Write out each line of the listing as it stands, without the images.

-- start TASK DATA --

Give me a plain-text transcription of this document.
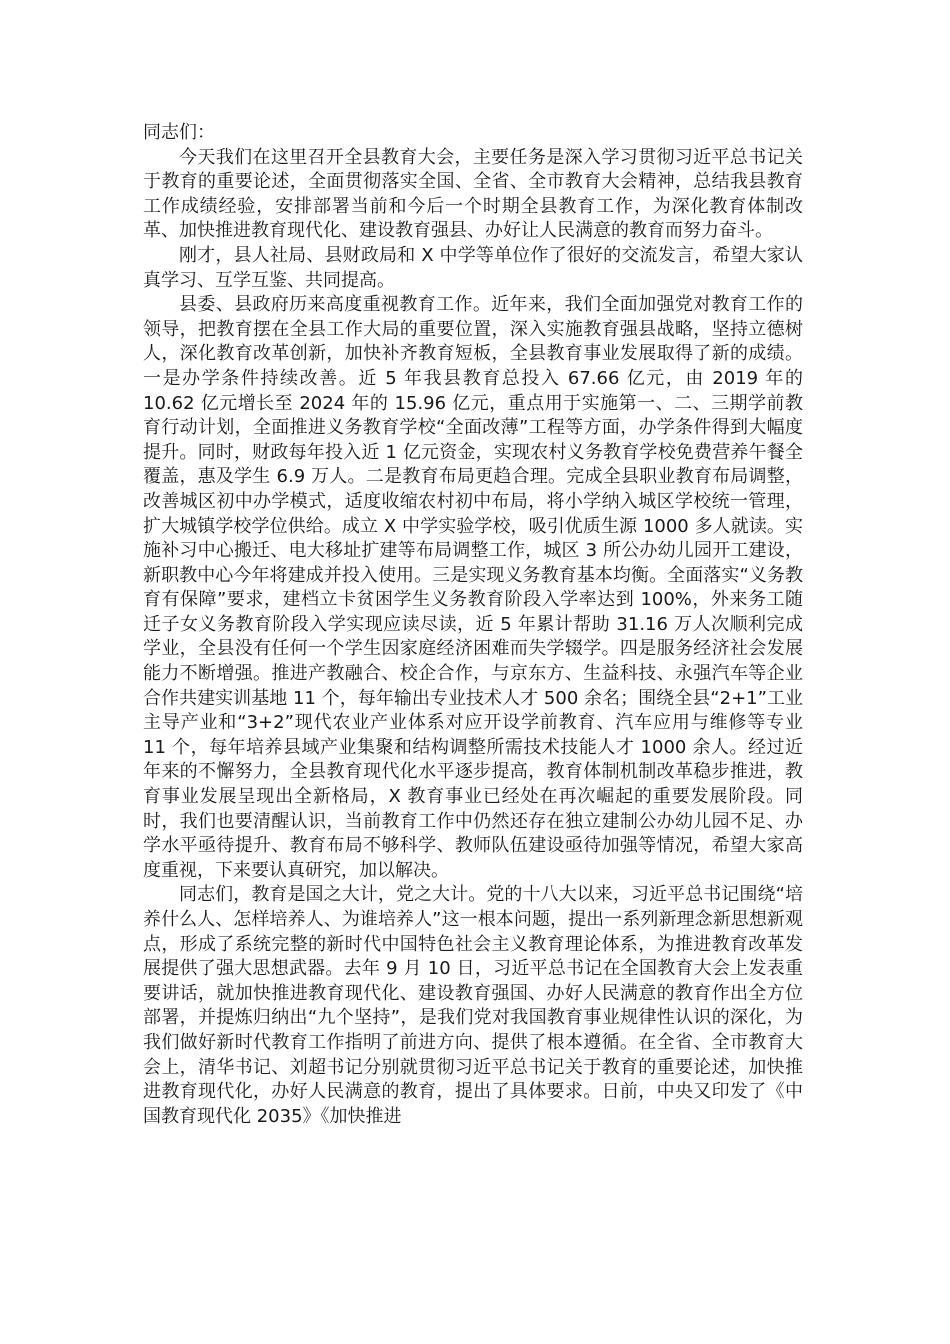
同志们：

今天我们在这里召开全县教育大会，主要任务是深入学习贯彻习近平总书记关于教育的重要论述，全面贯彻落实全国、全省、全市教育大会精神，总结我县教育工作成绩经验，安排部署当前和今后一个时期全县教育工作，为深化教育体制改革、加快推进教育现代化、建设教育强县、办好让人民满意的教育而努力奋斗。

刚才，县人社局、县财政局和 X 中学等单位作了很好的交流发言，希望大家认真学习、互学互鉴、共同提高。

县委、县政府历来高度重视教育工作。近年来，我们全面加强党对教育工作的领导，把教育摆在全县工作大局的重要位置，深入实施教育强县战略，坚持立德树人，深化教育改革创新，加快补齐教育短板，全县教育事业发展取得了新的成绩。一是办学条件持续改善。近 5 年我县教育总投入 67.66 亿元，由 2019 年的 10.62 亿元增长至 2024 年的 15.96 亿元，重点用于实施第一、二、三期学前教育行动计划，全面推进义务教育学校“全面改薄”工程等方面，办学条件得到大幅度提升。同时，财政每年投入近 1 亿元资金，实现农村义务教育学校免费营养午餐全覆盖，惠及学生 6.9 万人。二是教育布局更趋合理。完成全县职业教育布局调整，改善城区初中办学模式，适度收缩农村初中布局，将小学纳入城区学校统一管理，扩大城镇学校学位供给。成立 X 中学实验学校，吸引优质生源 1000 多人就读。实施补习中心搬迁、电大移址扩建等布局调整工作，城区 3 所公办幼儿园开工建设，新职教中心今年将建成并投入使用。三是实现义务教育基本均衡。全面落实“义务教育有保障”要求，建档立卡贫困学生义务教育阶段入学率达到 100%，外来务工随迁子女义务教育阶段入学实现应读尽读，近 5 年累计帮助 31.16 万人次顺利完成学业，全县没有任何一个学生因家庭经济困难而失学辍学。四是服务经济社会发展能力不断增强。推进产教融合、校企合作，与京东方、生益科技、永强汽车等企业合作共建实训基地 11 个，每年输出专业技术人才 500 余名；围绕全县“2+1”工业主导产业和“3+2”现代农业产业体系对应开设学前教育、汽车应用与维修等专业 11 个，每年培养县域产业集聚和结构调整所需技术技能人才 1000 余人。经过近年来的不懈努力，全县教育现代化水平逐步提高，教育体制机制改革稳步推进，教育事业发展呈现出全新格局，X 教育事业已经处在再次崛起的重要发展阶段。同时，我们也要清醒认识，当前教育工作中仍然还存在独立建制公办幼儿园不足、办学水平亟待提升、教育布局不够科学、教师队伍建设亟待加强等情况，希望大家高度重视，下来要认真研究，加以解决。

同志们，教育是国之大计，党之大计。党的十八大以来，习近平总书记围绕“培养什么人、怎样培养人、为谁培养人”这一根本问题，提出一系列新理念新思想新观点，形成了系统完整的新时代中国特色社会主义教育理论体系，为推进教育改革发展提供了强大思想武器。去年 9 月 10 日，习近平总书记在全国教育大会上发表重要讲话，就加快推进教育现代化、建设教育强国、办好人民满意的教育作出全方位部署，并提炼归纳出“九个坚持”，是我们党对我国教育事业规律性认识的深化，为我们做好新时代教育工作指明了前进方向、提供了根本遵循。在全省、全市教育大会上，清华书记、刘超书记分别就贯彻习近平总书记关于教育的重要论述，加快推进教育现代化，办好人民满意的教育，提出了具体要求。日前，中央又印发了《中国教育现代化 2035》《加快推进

-- end TASK DATA --

§ FINAL ANSWER:
Give me a plain-text transcription of this document.
同志们：

今天我们在这里召开全县教育大会，主要任务是深入学习贯彻习近平总书记关于教育的重要论述，全面贯彻落实全国、全省、全市教育大会精神，总结我县教育工作成绩经验，安排部署当前和今后一个时期全县教育工作，为深化教育体制改革、加快推进教育现代化、建设教育强县、办好让人民满意的教育而努力奋斗。

刚才，县人社局、县财政局和 X 中学等单位作了很好的交流发言，希望大家认真学习、互学互鉴、共同提高。

县委、县政府历来高度重视教育工作。近年来，我们全面加强党对教育工作的领导，把教育摆在全县工作大局的重要位置，深入实施教育强县战略，坚持立德树人，深化教育改革创新，加快补齐教育短板，全县教育事业发展取得了新的成绩。一是办学条件持续改善。近 5 年我县教育总投入 67.66 亿元，由 2019 年的 10.62 亿元增长至 2024 年的 15.96 亿元，重点用于实施第一、二、三期学前教育行动计划，全面推进义务教育学校“全面改薄”工程等方面，办学条件得到大幅度提升。同时，财政每年投入近 1 亿元资金，实现农村义务教育学校免费营养午餐全覆盖，惠及学生 6.9 万人。二是教育布局更趋合理。完成全县职业教育布局调整，改善城区初中办学模式，适度收缩农村初中布局，将小学纳入城区学校统一管理，扩大城镇学校学位供给。成立 X 中学实验学校，吸引优质生源 1000 多人就读。实施补习中心搬迁、电大移址扩建等布局调整工作，城区 3 所公办幼儿园开工建设，新职教中心今年将建成并投入使用。三是实现义务教育基本均衡。全面落实“义务教育有保障”要求，建档立卡贫困学生义务教育阶段入学率达到 100%，外来务工随迁子女义务教育阶段入学实现应读尽读，近 5 年累计帮助 31.16 万人次顺利完成学业，全县没有任何一个学生因家庭经济困难而失学辍学。四是服务经济社会发展能力不断增强。推进产教融合、校企合作，与京东方、生益科技、永强汽车等企业合作共建实训基地 11 个，每年输出专业技术人才 500 余名；围绕全县“2+1”工业主导产业和“3+2”现代农业产业体系对应开设学前教育、汽车应用与维修等专业 11 个，每年培养县域产业集聚和结构调整所需技术技能人才 1000 余人。经过近年来的不懈努力，全县教育现代化水平逐步提高，教育体制机制改革稳步推进，教育事业发展呈现出全新格局，X 教育事业已经处在再次崛起的重要发展阶段。同时，我们也要清醒认识，当前教育工作中仍然还存在独立建制公办幼儿园不足、办学水平亟待提升、教育布局不够科学、教师队伍建设亟待加强等情况，希望大家高度重视，下来要认真研究，加以解决。

同志们，教育是国之大计，党之大计。党的十八大以来，习近平总书记围绕“培养什么人、怎样培养人、为谁培养人”这一根本问题，提出一系列新理念新思想新观点，形成了系统完整的新时代中国特色社会主义教育理论体系，为推进教育改革发展提供了强大思想武器。去年 9 月 10 日，习近平总书记在全国教育大会上发表重要讲话，就加快推进教育现代化、建设教育强国、办好人民满意的教育作出全方位部署，并提炼归纳出“九个坚持”，是我们党对我国教育事业规律性认识的深化，为我们做好新时代教育工作指明了前进方向、提供了根本遵循。在全省、全市教育大会上，清华书记、刘超书记分别就贯彻习近平总书记关于教育的重要论述，加快推进教育现代化，办好人民满意的教育，提出了具体要求。日前，中央又印发了《中国教育现代化 2035》《加快推进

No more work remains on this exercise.